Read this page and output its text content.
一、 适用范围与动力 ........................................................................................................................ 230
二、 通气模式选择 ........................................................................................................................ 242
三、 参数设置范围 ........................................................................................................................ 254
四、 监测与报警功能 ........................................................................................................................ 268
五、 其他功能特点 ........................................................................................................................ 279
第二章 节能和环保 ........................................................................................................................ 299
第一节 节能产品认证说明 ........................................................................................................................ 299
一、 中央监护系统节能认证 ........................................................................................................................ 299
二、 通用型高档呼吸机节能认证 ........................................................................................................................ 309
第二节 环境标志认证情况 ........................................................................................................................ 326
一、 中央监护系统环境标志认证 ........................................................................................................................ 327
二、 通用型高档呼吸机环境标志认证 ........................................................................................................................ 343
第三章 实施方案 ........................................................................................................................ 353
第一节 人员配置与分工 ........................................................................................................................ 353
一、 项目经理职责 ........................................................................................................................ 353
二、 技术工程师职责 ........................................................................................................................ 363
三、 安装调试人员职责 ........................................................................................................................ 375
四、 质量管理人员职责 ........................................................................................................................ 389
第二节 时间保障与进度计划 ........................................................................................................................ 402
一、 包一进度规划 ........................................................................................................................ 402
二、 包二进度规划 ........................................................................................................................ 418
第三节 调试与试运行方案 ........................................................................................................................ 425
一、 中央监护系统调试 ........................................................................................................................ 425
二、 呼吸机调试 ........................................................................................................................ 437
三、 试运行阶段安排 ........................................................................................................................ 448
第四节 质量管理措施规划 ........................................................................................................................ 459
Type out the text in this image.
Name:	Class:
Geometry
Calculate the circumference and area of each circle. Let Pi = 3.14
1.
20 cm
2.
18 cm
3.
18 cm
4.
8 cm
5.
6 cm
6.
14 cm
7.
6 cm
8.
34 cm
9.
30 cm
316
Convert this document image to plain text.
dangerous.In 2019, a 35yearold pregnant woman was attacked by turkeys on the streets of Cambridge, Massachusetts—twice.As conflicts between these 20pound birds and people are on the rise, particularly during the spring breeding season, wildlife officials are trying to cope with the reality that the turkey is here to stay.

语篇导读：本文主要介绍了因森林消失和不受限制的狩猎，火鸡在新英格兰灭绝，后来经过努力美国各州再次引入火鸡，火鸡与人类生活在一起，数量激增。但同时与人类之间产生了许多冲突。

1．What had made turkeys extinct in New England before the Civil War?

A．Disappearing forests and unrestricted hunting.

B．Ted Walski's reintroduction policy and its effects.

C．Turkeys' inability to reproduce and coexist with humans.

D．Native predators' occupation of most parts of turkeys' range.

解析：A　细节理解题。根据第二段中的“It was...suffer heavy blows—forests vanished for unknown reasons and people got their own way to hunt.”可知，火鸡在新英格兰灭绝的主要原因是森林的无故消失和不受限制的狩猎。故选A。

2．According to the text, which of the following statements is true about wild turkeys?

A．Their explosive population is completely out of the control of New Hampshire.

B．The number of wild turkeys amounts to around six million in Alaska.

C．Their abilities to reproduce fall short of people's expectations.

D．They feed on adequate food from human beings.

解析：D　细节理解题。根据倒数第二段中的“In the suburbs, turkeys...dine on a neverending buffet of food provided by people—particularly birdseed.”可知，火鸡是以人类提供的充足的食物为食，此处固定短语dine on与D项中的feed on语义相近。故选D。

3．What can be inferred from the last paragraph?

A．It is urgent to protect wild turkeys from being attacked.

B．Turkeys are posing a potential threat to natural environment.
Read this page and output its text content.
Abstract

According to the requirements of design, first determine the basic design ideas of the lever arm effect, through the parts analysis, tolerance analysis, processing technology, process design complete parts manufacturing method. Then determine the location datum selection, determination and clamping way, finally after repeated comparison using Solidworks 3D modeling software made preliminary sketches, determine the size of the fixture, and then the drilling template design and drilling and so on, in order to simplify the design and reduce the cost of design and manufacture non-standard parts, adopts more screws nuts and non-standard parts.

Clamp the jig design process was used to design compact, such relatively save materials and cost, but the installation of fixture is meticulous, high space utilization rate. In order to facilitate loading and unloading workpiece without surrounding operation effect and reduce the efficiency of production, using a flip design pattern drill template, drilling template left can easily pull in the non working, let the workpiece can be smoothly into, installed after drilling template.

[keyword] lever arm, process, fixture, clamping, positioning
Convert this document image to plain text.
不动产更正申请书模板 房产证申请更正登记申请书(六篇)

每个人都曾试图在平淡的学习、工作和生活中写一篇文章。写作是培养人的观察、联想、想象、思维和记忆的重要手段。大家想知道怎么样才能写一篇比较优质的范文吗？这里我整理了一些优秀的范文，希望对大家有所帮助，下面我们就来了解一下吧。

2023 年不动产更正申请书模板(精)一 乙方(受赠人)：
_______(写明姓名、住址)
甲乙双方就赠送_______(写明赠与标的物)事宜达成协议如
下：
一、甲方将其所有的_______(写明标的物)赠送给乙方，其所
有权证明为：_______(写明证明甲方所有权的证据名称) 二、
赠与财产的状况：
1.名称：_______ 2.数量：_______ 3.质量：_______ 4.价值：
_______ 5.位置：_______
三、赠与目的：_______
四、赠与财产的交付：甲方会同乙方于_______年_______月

» **Work instructions**
Make an exact copy of the records.

» **Task response**
Read this page and output its text content.
一、 适用范围与动力 ........................................................................................................................ 230
二、 通气模式选择 ........................................................................................................................ 242
三、 参数设置范围 ........................................................................................................................ 254
四、 监测与报警功能 ........................................................................................................................ 268
五、 其他功能特点 ........................................................................................................................ 279
第二章 节能和环保 ........................................................................................................................ 299
第一节 节能产品认证说明 ........................................................................................................................ 299
一、 中央监护系统节能认证 ........................................................................................................................ 299
二、 通用型高档呼吸机节能认证 ........................................................................................................................ 309
第二节 环境标志认证情况 ........................................................................................................................ 326
一、 中央监护系统环境标志认证 ........................................................................................................................ 327
二、 通用型高档呼吸机环境标志认证 ........................................................................................................................ 343
第三章 实施方案 ........................................................................................................................ 353
第一节 人员配置与分工 ........................................................................................................................ 353
一、 项目经理职责 ........................................................................................................................ 353
二、 技术工程师职责 ........................................................................................................................ 363
三、 安装调试人员职责 ........................................................................................................................ 375
四、 质量管理人员职责 ........................................................................................................................ 389
第二节 时间保障与进度计划 ........................................................................................................................ 402
一、 包一进度规划 ........................................................................................................................ 402
二、 包二进度规划 ........................................................................................................................ 418
第三节 调试与试运行方案 ........................................................................................................................ 425
一、 中央监护系统调试 ........................................................................................................................ 425
二、 呼吸机调试 ........................................................................................................................ 437
三、 试运行阶段安排 ........................................................................................................................ 448
第四节 质量管理措施规划 ........................................................................................................................ 459
Type out the text in this image.
Name:	Class:
Geometry
Calculate the circumference and area of each circle. Let Pi = 3.14
1.
20 cm
2.
18 cm
3.
18 cm
4.
8 cm
5.
6 cm
6.
14 cm
7.
6 cm
8.
34 cm
9.
30 cm
316
Convert this document image to plain text.
dangerous.In 2019, a 35yearold pregnant woman was attacked by turkeys on the streets of Cambridge, Massachusetts—twice.As conflicts between these 20pound birds and people are on the rise, particularly during the spring breeding season, wildlife officials are trying to cope with the reality that the turkey is here to stay.

语篇导读：本文主要介绍了因森林消失和不受限制的狩猎，火鸡在新英格兰灭绝，后来经过努力美国各州再次引入火鸡，火鸡与人类生活在一起，数量激增。但同时与人类之间产生了许多冲突。

1．What had made turkeys extinct in New England before the Civil War?

A．Disappearing forests and unrestricted hunting.

B．Ted Walski's reintroduction policy and its effects.

C．Turkeys' inability to reproduce and coexist with humans.

D．Native predators' occupation of most parts of turkeys' range.

解析：A　细节理解题。根据第二段中的“It was...suffer heavy blows—forests vanished for unknown reasons and people got their own way to hunt.”可知，火鸡在新英格兰灭绝的主要原因是森林的无故消失和不受限制的狩猎。故选A。

2．According to the text, which of the following statements is true about wild turkeys?

A．Their explosive population is completely out of the control of New Hampshire.

B．The number of wild turkeys amounts to around six million in Alaska.

C．Their abilities to reproduce fall short of people's expectations.

D．They feed on adequate food from human beings.

解析：D　细节理解题。根据倒数第二段中的“In the suburbs, turkeys...dine on a neverending buffet of food provided by people—particularly birdseed.”可知，火鸡是以人类提供的充足的食物为食，此处固定短语dine on与D项中的feed on语义相近。故选D。

3．What can be inferred from the last paragraph?

A．It is urgent to protect wild turkeys from being attacked.

B．Turkeys are posing a potential threat to natural environment.
Read this page and output its text content.
Abstract

According to the requirements of design, first determine the basic design ideas of the lever arm effect, through the parts analysis, tolerance analysis, processing technology, process design complete parts manufacturing method. Then determine the location datum selection, determination and clamping way, finally after repeated comparison using Solidworks 3D modeling software made preliminary sketches, determine the size of the fixture, and then the drilling template design and drilling and so on, in order to simplify the design and reduce the cost of design and manufacture non-standard parts, adopts more screws nuts and non-standard parts.

Clamp the jig design process was used to design compact, such relatively save materials and cost, but the installation of fixture is meticulous, high space utilization rate. In order to facilitate loading and unloading workpiece without surrounding operation effect and reduce the efficiency of production, using a flip design pattern drill template, drilling template left can easily pull in the non working, let the workpiece can be smoothly into, installed after drilling template.

[keyword] lever arm, process, fixture, clamping, positioning
Convert this document image to plain text.
不动产更正申请书模板 房产证申请更正登记申请书(六篇)

每个人都曾试图在平淡的学习、工作和生活中写一篇文章。写作是培养人的观察、联想、想象、思维和记忆的重要手段。大家想知道怎么样才能写一篇比较优质的范文吗？这里我整理了一些优秀的范文，希望对大家有所帮助，下面我们就来了解一下吧。

2023 年不动产更正申请书模板(精)一 乙方(受赠人)：
_______(写明姓名、住址)
甲乙双方就赠送_______(写明赠与标的物)事宜达成协议如
下：
一、甲方将其所有的_______(写明标的物)赠送给乙方，其所
有权证明为：_______(写明证明甲方所有权的证据名称) 二、
赠与财产的状况：
1.名称：_______ 2.数量：_______ 3.质量：_______ 4.价值：
_______ 5.位置：_______
三、赠与目的：_______
四、赠与财产的交付：甲方会同乙方于_______年_______月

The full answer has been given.